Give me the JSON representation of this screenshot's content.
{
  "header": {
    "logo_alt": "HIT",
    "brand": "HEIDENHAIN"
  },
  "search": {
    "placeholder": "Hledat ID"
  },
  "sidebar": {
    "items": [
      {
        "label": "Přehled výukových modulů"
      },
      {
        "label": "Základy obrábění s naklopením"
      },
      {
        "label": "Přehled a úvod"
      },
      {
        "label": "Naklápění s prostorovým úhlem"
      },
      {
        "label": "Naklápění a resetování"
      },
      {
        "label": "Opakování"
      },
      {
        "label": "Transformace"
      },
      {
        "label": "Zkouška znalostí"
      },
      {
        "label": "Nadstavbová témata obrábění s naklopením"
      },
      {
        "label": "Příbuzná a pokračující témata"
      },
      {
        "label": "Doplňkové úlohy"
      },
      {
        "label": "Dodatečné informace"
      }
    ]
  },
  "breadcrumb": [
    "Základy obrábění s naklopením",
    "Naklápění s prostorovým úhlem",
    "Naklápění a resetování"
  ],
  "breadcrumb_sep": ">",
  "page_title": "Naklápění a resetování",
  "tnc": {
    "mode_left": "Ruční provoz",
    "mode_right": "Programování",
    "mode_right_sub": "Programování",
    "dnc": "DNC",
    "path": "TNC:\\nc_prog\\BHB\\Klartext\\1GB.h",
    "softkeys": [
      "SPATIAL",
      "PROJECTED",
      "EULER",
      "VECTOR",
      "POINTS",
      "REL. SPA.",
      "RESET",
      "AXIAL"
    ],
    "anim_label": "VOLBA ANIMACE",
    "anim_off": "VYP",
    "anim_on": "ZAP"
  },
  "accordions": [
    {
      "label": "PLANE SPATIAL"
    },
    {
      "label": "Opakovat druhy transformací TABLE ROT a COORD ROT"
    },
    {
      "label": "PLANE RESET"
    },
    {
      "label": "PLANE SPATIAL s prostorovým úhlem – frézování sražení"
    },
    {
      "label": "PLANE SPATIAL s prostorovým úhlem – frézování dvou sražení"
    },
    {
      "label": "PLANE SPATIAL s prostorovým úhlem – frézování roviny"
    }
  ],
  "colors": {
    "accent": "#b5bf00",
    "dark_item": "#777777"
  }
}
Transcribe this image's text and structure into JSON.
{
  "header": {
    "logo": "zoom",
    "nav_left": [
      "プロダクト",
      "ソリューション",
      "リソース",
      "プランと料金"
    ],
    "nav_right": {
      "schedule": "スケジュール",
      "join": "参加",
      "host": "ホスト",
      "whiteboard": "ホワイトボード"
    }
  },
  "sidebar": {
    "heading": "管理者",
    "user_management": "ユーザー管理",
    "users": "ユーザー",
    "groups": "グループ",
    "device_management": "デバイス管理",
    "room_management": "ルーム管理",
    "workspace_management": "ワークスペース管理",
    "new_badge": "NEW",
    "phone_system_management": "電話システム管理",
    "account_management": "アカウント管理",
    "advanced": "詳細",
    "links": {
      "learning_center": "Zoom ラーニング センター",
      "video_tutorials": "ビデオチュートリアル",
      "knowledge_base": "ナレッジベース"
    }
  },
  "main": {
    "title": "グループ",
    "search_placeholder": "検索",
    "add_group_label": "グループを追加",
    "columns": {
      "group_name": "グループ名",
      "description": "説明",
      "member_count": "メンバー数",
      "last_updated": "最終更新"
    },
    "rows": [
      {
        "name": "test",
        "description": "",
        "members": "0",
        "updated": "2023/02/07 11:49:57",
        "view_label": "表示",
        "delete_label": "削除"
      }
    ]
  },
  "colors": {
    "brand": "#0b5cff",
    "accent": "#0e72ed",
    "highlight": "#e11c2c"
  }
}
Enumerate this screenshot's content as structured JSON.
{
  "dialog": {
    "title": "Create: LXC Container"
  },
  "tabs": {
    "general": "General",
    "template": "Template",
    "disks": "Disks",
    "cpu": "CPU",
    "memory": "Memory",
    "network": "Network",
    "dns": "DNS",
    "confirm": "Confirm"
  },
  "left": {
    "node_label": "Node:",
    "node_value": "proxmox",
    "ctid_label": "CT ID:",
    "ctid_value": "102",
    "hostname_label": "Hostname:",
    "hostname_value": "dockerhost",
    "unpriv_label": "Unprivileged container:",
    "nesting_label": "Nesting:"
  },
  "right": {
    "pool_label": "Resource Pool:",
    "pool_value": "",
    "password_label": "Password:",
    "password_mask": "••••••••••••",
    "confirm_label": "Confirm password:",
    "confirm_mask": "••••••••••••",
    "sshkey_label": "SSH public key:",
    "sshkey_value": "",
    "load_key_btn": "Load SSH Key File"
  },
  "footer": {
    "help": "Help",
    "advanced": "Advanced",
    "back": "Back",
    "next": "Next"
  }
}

┄┄┄┄┄┄

Task to complete: Copy out every line from the records that has the word "sražení".

Exercise result:
      "label": "PLANE SPATIAL s prostorovým úhlem – frézování sražení"
      "label": "PLANE SPATIAL s prostorovým úhlem – frézování dvou sražení"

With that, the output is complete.